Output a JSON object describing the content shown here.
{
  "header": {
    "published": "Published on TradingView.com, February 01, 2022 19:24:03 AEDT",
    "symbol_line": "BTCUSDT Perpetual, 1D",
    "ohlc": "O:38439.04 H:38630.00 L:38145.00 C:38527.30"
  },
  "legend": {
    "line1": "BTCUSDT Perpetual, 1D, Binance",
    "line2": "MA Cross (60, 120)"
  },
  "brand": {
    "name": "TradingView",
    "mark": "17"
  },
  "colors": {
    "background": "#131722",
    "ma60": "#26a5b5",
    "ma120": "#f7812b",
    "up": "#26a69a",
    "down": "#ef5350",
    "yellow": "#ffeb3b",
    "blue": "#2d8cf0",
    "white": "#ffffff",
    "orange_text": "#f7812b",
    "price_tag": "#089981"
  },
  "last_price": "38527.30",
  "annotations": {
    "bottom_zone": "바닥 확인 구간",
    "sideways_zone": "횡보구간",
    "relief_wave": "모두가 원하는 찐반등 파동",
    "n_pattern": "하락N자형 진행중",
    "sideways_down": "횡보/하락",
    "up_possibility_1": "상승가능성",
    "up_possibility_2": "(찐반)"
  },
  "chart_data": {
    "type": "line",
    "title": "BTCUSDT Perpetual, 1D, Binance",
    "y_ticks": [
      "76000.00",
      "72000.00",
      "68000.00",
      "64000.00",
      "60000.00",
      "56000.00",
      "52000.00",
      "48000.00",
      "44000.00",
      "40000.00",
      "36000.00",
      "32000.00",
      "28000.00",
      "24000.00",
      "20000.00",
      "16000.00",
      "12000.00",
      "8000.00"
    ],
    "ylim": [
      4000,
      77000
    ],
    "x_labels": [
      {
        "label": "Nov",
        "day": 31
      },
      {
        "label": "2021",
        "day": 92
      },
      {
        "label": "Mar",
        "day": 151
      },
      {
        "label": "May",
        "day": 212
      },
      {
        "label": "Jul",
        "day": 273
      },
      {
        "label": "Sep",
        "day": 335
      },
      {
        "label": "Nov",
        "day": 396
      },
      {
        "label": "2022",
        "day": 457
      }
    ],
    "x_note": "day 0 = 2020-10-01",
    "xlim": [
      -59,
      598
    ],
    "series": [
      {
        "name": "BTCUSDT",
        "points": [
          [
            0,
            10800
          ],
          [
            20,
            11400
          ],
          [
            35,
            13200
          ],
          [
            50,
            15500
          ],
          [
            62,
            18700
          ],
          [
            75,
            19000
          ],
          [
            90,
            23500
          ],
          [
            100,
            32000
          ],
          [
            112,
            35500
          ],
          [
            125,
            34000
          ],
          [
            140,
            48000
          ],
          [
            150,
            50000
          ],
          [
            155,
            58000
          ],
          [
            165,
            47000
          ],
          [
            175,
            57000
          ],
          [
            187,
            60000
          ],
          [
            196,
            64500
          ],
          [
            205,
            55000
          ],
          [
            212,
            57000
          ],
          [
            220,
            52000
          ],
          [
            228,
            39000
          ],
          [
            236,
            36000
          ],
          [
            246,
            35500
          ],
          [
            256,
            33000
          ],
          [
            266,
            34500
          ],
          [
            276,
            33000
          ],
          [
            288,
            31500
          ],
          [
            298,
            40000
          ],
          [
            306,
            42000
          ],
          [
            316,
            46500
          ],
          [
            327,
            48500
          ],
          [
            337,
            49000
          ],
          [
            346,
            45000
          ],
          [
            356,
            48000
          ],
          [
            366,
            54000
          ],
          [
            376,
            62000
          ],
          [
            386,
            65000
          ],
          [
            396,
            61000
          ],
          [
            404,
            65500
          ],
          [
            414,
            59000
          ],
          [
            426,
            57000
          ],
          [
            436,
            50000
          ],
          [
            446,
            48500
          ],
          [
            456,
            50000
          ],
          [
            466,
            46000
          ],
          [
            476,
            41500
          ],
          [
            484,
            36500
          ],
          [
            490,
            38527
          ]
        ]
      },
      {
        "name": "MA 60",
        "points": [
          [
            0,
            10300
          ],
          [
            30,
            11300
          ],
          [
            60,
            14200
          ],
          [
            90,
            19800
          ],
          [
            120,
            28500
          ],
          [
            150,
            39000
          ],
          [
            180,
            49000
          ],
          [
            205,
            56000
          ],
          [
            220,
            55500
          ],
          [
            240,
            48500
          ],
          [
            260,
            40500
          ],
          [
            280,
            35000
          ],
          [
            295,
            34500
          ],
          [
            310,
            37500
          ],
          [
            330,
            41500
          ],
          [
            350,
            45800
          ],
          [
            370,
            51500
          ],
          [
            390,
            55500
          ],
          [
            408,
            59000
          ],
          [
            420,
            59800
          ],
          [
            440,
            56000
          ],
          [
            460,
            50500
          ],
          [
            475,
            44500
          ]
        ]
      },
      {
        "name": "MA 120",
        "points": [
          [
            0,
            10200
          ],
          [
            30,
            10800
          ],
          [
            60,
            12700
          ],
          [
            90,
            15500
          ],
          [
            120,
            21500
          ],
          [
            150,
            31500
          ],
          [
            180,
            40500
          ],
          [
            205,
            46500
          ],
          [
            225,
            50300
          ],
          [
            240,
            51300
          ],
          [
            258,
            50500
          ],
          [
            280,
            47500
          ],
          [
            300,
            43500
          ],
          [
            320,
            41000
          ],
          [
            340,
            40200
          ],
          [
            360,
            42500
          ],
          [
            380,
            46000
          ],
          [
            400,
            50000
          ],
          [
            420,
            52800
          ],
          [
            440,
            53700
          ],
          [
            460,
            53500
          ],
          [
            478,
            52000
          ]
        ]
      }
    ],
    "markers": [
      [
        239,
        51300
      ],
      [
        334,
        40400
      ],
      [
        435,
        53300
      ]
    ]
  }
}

---

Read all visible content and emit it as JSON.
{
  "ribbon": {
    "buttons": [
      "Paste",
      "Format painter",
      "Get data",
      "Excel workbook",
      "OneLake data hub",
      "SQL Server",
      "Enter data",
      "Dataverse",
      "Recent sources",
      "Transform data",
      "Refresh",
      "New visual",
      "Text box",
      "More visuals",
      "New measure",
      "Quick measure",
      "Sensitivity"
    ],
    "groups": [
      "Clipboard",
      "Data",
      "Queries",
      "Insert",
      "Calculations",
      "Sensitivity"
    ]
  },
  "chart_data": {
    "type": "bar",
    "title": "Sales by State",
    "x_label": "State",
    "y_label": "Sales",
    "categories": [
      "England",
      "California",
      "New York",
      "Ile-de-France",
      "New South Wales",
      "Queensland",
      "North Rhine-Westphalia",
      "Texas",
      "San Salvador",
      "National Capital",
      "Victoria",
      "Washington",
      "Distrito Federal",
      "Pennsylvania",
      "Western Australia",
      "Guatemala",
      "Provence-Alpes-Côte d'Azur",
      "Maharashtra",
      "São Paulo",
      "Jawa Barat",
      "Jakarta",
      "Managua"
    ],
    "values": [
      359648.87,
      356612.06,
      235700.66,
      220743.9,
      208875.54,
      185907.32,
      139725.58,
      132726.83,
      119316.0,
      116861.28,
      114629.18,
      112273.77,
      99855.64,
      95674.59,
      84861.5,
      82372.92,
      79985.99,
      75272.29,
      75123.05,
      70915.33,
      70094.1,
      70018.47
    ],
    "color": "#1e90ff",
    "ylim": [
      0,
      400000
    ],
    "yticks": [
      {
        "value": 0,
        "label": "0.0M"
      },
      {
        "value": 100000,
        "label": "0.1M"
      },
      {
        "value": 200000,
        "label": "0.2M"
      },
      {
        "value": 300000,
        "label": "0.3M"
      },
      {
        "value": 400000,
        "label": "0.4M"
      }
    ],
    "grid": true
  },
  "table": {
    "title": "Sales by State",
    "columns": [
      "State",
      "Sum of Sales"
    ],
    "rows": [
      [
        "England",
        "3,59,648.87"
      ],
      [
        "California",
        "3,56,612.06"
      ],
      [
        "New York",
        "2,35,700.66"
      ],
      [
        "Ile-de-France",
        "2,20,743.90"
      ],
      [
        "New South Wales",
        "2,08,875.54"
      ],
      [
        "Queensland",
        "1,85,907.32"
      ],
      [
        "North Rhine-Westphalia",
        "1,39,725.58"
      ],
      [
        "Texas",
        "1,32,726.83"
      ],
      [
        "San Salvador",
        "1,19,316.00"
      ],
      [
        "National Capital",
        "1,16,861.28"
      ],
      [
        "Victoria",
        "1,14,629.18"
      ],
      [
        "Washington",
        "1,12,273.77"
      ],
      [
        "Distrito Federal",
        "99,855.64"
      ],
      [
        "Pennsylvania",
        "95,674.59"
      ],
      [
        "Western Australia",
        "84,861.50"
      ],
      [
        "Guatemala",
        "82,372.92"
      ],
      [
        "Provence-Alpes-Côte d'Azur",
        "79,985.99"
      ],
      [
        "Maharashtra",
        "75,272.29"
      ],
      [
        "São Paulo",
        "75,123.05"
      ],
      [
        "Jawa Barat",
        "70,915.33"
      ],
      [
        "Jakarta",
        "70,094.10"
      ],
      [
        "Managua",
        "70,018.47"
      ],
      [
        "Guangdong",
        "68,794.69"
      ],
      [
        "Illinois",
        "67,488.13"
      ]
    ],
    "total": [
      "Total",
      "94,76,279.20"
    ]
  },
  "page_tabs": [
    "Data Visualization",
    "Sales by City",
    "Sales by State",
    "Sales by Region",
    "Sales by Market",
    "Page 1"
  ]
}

PROBLEM: Find how many lines hold the string "Capital", and state that number alone.

RESPONSE TO THE EXERCISE: 2